**Directive**
Send back the records in full, character for character.
##### The input #####
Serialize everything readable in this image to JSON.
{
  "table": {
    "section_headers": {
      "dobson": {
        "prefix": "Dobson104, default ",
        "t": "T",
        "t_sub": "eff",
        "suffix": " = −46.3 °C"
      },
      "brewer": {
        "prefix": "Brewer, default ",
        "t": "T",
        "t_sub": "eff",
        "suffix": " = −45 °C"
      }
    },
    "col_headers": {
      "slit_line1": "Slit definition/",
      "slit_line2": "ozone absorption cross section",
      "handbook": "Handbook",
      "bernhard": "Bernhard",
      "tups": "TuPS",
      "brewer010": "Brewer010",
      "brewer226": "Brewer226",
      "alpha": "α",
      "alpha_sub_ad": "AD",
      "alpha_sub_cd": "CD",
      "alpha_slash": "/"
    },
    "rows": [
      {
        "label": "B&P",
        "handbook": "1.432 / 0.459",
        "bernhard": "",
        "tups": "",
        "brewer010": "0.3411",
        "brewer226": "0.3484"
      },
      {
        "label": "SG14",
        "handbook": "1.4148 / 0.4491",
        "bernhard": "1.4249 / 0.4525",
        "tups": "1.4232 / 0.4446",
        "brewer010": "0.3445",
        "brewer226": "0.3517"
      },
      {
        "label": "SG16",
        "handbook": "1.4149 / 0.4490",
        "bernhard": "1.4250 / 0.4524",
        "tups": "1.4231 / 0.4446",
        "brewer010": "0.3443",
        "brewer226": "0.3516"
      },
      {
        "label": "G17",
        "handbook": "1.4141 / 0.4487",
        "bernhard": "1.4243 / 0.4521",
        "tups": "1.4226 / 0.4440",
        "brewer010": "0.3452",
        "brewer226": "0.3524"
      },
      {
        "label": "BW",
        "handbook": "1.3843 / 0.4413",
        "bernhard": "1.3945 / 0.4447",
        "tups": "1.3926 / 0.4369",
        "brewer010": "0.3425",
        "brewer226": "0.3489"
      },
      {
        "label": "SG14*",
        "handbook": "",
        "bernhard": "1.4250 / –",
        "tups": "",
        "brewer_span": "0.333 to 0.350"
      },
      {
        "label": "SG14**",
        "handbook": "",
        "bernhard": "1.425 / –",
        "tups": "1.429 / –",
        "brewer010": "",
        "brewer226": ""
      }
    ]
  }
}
#####
**Output for this exercise**
Serialize everything readable in this image to JSON.
{
  "table": {
    "section_headers": {
      "dobson": {
        "prefix": "Dobson104, default ",
        "t": "T",
        "t_sub": "eff",
        "suffix": " = −46.3 °C"
      },
      "brewer": {
        "prefix": "Brewer, default ",
        "t": "T",
        "t_sub": "eff",
        "suffix": " = −45 °C"
      }
    },
    "col_headers": {
      "slit_line1": "Slit definition/",
      "slit_line2": "ozone absorption cross section",
      "handbook": "Handbook",
      "bernhard": "Bernhard",
      "tups": "TuPS",
      "brewer010": "Brewer010",
      "brewer226": "Brewer226",
      "alpha": "α",
      "alpha_sub_ad": "AD",
      "alpha_sub_cd": "CD",
      "alpha_slash": "/"
    },
    "rows": [
      {
        "label": "B&P",
        "handbook": "1.432 / 0.459",
        "bernhard": "",
        "tups": "",
        "brewer010": "0.3411",
        "brewer226": "0.3484"
      },
      {
        "label": "SG14",
        "handbook": "1.4148 / 0.4491",
        "bernhard": "1.4249 / 0.4525",
        "tups": "1.4232 / 0.4446",
        "brewer010": "0.3445",
        "brewer226": "0.3517"
      },
      {
        "label": "SG16",
        "handbook": "1.4149 / 0.4490",
        "bernhard": "1.4250 / 0.4524",
        "tups": "1.4231 / 0.4446",
        "brewer010": "0.3443",
        "brewer226": "0.3516"
      },
      {
        "label": "G17",
        "handbook": "1.4141 / 0.4487",
        "bernhard": "1.4243 / 0.4521",
        "tups": "1.4226 / 0.4440",
        "brewer010": "0.3452",
        "brewer226": "0.3524"
      },
      {
        "label": "BW",
        "handbook": "1.3843 / 0.4413",
        "bernhard": "1.3945 / 0.4447",
        "tups": "1.3926 / 0.4369",
        "brewer010": "0.3425",
        "brewer226": "0.3489"
      },
      {
        "label": "SG14*",
        "handbook": "",
        "bernhard": "1.4250 / –",
        "tups": "",
        "brewer_span": "0.333 to 0.350"
      },
      {
        "label": "SG14**",
        "handbook": "",
        "bernhard": "1.425 / –",
        "tups": "1.429 / –",
        "brewer010": "",
        "brewer226": ""
      }
    ]
  }
}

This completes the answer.